▸ **EXERCISE PROMPT**: Output all of the entries below precisely as written.

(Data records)
-------
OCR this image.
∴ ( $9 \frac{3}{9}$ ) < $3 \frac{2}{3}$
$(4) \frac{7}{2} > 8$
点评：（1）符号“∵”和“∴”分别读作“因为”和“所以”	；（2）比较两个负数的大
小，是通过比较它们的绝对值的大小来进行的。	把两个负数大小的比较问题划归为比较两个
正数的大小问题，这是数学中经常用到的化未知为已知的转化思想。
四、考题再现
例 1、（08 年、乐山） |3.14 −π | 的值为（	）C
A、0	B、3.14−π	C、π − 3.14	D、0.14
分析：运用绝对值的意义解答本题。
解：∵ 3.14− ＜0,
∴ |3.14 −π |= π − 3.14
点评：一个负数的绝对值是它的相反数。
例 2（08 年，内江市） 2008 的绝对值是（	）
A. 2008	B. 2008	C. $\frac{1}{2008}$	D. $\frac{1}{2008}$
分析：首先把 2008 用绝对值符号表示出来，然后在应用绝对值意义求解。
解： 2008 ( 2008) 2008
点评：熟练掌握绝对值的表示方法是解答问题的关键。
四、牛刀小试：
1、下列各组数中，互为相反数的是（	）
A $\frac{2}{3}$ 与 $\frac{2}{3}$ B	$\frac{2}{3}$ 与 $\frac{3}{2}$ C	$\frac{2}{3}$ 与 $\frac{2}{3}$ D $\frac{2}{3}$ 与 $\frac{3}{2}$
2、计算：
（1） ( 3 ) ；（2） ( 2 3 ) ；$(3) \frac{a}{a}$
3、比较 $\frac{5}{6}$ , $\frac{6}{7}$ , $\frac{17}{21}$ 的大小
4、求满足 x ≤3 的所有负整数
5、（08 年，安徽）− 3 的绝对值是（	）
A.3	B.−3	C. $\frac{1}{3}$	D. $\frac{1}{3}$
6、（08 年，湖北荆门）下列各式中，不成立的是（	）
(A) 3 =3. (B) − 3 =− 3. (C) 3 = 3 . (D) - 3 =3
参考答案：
-------
▸ **CORRECT ANSWER**:
OCR this image.
∴ ( $9 \frac{3}{9}$ ) < $3 \frac{2}{3}$
$(4) \frac{7}{2} > 8$
点评：（1）符号“∵”和“∴”分别读作“因为”和“所以”	；（2）比较两个负数的大
小，是通过比较它们的绝对值的大小来进行的。	把两个负数大小的比较问题划归为比较两个
正数的大小问题，这是数学中经常用到的化未知为已知的转化思想。
四、考题再现
例 1、（08 年、乐山） |3.14 −π | 的值为（	）C
A、0	B、3.14−π	C、π − 3.14	D、0.14
分析：运用绝对值的意义解答本题。
解：∵ 3.14− ＜0,
∴ |3.14 −π |= π − 3.14
点评：一个负数的绝对值是它的相反数。
例 2（08 年，内江市） 2008 的绝对值是（	）
A. 2008	B. 2008	C. $\frac{1}{2008}$	D. $\frac{1}{2008}$
分析：首先把 2008 用绝对值符号表示出来，然后在应用绝对值意义求解。
解： 2008 ( 2008) 2008
点评：熟练掌握绝对值的表示方法是解答问题的关键。
四、牛刀小试：
1、下列各组数中，互为相反数的是（	）
A $\frac{2}{3}$ 与 $\frac{2}{3}$ B	$\frac{2}{3}$ 与 $\frac{3}{2}$ C	$\frac{2}{3}$ 与 $\frac{2}{3}$ D $\frac{2}{3}$ 与 $\frac{3}{2}$
2、计算：
（1） ( 3 ) ；（2） ( 2 3 ) ；$(3) \frac{a}{a}$
3、比较 $\frac{5}{6}$ , $\frac{6}{7}$ , $\frac{17}{21}$ 的大小
4、求满足 x ≤3 的所有负整数
5、（08 年，安徽）− 3 的绝对值是（	）
A.3	B.−3	C. $\frac{1}{3}$	D. $\frac{1}{3}$
6、（08 年，湖北荆门）下列各式中，不成立的是（	）
(A) 3 =3. (B) − 3 =− 3. (C) 3 = 3 . (D) - 3 =3
参考答案：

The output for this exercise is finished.